» SUPPLIED INFORMATION:
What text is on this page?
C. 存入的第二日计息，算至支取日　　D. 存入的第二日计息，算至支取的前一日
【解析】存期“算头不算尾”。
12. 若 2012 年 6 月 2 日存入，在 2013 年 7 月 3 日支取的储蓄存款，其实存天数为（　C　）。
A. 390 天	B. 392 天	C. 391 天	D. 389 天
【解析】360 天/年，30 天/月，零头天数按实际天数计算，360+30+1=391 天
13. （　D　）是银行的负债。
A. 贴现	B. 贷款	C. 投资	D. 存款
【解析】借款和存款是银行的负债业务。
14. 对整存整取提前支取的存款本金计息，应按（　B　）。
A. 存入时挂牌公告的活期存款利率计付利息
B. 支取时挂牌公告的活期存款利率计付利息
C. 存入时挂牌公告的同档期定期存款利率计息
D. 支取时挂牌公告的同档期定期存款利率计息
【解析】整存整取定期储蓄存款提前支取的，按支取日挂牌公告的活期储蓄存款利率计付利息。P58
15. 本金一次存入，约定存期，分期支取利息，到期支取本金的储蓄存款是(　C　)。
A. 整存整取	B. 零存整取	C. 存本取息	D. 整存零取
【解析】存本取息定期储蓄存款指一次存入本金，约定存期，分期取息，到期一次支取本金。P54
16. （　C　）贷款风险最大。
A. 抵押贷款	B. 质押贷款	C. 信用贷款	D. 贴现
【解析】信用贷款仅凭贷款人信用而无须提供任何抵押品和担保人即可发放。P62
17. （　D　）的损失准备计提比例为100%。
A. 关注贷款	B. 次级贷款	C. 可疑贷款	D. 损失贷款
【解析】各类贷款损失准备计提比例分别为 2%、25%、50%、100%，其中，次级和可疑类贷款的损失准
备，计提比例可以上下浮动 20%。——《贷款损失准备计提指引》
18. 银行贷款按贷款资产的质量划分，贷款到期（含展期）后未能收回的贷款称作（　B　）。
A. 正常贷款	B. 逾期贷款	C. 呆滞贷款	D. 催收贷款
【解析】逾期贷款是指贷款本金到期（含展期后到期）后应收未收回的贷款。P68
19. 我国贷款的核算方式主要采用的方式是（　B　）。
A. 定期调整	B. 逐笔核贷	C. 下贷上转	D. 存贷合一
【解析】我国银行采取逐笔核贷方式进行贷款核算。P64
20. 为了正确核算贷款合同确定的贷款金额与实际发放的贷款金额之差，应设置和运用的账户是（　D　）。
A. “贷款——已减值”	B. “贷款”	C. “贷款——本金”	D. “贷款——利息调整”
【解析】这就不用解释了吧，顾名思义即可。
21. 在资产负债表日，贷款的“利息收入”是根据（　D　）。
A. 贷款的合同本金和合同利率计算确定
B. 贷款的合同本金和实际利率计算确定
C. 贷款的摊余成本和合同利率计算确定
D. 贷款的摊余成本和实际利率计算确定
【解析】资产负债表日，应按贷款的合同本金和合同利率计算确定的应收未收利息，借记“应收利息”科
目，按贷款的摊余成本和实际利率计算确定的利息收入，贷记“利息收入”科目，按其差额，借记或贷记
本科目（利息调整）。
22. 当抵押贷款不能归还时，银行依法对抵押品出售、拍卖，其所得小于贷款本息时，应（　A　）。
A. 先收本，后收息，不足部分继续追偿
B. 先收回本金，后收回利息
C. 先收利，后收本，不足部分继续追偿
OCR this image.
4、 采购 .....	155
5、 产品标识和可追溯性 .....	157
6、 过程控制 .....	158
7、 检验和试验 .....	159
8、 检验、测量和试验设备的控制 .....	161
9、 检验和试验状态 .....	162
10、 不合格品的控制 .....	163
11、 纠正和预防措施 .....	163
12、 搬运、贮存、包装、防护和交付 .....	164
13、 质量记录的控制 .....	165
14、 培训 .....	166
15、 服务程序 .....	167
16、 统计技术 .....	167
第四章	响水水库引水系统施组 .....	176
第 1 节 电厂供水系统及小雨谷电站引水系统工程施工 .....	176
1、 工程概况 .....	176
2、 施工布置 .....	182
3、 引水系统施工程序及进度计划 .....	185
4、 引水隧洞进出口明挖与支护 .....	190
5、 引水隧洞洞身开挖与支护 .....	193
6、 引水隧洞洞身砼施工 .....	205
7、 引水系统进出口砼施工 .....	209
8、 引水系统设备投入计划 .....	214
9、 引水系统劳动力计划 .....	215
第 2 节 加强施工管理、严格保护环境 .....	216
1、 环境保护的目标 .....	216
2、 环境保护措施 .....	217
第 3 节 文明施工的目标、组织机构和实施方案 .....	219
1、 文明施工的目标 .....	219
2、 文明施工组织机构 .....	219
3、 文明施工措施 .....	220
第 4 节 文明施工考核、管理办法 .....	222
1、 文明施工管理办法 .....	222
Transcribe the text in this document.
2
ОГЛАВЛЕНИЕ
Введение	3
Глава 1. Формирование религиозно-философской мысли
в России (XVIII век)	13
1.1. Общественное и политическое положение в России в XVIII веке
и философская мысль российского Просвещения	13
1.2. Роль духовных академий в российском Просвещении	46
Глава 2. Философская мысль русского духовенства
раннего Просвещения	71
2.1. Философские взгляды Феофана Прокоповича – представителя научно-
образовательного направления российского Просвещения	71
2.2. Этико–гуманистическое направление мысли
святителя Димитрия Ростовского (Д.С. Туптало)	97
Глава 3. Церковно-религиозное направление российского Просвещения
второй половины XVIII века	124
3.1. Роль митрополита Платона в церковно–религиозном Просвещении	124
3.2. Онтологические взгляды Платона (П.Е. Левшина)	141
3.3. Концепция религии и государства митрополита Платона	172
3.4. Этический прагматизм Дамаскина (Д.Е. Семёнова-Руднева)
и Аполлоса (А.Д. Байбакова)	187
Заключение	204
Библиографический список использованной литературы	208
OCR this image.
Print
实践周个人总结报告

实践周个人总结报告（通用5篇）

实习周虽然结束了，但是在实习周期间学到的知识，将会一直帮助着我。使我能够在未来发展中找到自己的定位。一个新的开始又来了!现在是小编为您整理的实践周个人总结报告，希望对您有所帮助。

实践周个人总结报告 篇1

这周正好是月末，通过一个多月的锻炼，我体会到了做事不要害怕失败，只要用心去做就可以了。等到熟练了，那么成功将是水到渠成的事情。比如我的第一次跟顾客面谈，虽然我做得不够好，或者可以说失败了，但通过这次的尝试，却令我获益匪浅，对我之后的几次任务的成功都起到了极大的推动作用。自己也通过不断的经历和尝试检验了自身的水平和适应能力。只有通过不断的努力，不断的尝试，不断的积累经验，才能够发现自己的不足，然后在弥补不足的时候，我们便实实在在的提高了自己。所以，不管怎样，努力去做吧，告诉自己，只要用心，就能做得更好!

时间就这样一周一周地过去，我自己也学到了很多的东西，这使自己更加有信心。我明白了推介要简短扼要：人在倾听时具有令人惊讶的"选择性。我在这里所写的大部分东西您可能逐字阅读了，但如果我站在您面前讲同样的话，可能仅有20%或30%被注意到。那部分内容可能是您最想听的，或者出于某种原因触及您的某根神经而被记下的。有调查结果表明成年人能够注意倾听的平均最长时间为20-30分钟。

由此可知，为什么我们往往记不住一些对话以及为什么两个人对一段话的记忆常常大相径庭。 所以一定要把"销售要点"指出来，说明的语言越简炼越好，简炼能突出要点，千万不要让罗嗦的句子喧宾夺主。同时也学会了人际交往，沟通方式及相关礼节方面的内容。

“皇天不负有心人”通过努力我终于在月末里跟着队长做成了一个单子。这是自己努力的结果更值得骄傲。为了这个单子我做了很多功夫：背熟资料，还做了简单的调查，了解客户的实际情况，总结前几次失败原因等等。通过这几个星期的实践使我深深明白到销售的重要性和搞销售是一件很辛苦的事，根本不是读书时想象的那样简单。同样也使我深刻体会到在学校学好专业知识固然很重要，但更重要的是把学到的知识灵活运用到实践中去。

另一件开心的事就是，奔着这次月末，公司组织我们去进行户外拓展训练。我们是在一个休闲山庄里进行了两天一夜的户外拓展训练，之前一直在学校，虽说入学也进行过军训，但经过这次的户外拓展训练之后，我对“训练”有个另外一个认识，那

» WHAT THE TASK REQUIRES: Show all lines in the entries above where the string "взгляды" appears.

» EXERCISE RESULT:
2.1. Философские взгляды Феофана Прокоповича – представителя научно-
3.2. Онтологические взгляды Платона (П.Е. Левшина)	141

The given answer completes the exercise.